• What to work on
Using the data below, gather each line that includes the word "laufender".

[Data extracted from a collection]
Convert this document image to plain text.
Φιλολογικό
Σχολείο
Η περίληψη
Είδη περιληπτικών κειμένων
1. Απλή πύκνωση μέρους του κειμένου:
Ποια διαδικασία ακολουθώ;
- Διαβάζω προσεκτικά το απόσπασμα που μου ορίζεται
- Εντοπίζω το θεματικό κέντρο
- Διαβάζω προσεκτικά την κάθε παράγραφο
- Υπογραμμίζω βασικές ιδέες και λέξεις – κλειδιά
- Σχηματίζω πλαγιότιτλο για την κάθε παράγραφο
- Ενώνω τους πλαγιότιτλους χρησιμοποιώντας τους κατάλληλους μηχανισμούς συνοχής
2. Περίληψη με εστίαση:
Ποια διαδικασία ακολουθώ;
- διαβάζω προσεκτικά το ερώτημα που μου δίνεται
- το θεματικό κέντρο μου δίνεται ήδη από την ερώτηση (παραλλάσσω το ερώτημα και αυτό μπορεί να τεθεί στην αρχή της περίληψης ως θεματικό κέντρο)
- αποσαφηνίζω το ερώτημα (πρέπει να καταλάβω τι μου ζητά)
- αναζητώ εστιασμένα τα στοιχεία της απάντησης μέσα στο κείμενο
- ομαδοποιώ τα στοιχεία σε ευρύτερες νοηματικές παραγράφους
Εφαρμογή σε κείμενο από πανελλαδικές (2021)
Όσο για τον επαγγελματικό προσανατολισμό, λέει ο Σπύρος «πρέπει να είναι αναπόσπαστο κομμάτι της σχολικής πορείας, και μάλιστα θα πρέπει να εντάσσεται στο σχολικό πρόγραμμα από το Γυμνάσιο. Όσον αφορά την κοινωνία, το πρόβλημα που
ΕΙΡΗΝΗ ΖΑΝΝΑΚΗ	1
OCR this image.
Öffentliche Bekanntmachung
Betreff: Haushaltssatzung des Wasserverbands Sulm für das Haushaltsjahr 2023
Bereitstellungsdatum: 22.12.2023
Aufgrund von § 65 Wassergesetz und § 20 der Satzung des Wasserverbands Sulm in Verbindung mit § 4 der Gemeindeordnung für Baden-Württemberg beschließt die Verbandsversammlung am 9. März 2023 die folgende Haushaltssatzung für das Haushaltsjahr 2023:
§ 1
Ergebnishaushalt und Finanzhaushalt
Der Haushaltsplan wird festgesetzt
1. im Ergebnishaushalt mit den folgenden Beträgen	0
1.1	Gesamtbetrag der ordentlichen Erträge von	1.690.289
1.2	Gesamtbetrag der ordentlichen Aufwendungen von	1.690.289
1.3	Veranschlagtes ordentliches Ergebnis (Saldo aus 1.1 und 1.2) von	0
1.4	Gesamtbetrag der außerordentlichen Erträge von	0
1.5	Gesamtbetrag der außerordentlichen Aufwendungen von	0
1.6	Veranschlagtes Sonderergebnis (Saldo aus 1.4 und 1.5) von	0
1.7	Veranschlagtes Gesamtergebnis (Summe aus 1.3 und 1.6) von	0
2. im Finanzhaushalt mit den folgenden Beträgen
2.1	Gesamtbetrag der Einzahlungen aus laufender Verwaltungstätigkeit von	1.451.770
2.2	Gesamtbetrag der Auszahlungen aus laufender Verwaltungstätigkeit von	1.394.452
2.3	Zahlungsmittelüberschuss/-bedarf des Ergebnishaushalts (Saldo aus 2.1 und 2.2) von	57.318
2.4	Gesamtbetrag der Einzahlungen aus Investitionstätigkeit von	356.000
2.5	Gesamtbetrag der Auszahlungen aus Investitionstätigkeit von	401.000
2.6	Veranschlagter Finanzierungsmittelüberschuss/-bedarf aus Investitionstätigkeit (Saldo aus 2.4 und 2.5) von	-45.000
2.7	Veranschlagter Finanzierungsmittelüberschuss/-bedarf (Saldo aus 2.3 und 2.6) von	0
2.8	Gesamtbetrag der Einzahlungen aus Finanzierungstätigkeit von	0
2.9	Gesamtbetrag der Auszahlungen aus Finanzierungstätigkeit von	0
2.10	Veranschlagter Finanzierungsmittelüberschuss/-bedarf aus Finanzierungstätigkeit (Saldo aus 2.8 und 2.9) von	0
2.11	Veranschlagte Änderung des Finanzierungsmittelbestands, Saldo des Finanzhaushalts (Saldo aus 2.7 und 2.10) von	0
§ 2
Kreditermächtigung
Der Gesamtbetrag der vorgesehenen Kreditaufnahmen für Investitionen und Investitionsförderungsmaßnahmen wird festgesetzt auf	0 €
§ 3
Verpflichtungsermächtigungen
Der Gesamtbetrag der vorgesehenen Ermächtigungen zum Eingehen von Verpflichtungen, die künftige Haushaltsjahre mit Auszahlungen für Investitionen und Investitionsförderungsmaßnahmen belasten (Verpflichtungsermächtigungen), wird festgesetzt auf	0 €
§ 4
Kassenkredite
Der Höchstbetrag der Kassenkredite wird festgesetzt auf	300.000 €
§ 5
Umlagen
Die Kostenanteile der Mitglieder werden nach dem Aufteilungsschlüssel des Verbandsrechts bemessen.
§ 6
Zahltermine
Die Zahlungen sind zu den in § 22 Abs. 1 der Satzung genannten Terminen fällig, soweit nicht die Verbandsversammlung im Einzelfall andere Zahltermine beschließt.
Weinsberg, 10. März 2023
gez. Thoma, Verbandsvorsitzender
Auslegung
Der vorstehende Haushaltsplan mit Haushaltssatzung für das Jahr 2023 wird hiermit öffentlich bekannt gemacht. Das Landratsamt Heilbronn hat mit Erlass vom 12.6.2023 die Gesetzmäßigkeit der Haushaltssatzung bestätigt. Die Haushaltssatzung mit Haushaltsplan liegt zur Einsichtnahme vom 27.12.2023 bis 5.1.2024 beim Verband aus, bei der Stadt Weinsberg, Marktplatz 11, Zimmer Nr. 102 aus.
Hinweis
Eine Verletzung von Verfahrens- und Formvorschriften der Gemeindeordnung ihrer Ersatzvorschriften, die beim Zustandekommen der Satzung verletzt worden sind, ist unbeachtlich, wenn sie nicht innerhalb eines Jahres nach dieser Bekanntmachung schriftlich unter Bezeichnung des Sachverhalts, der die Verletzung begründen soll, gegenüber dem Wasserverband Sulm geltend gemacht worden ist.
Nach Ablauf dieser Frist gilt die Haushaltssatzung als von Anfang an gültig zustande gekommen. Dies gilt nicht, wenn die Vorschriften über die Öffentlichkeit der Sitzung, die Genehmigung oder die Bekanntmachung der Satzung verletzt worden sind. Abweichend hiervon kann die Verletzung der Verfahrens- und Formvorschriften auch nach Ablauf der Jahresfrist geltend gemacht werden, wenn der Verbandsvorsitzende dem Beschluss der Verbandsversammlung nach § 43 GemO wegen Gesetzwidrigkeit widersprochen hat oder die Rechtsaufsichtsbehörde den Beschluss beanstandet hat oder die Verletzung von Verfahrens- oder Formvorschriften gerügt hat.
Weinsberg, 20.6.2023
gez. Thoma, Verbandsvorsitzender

• Response below
2.1	Gesamtbetrag der Einzahlungen aus laufender Verwaltungstätigkeit von	1.451.770
2.2	Gesamtbetrag der Auszahlungen aus laufender Verwaltungstätigkeit von	1.394.452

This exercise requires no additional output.